## begin Data rows

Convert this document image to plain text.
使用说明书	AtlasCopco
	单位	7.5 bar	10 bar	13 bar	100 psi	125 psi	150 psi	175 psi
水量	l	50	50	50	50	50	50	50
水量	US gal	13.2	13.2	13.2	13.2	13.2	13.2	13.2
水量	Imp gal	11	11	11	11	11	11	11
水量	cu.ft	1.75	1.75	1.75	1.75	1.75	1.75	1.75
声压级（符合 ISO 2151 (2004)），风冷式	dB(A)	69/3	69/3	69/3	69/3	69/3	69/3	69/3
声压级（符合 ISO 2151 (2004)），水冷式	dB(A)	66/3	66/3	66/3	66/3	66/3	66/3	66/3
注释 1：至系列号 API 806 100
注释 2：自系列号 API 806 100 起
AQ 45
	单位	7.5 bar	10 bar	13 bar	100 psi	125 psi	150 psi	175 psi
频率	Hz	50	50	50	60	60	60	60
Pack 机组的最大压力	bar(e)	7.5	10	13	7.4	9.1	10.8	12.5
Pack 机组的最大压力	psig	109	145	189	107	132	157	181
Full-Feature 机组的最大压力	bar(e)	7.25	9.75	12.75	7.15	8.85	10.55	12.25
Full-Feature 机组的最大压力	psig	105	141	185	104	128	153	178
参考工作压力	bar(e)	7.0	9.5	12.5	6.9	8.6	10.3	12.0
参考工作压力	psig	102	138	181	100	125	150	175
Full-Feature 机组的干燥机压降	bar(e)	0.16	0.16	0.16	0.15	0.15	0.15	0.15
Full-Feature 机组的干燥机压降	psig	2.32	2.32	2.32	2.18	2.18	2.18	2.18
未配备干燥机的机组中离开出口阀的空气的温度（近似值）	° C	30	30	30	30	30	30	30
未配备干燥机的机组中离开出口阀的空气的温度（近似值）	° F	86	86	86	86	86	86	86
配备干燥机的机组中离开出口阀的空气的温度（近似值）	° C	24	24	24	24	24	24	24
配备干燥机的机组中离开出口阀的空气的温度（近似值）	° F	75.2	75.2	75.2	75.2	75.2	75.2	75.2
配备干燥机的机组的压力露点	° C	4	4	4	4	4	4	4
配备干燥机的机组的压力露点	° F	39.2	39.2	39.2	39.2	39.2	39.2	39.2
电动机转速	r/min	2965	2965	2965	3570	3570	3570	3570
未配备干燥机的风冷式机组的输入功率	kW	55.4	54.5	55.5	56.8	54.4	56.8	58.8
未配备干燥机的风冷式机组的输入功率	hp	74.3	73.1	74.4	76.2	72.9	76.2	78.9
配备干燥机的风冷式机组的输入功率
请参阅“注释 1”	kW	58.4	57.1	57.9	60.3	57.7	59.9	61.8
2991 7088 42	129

## end Data rows

**Set problem**
Scan the material line by line and report each one that contains "未配备干燥机的风冷式机组的输入功率".

**Result of the task**
未配备干燥机的风冷式机组的输入功率	kW	55.4	54.5	55.5	56.8	54.4	56.8	58.8
未配备干燥机的风冷式机组的输入功率	hp	74.3	73.1	74.4	76.2	72.9	76.2	78.9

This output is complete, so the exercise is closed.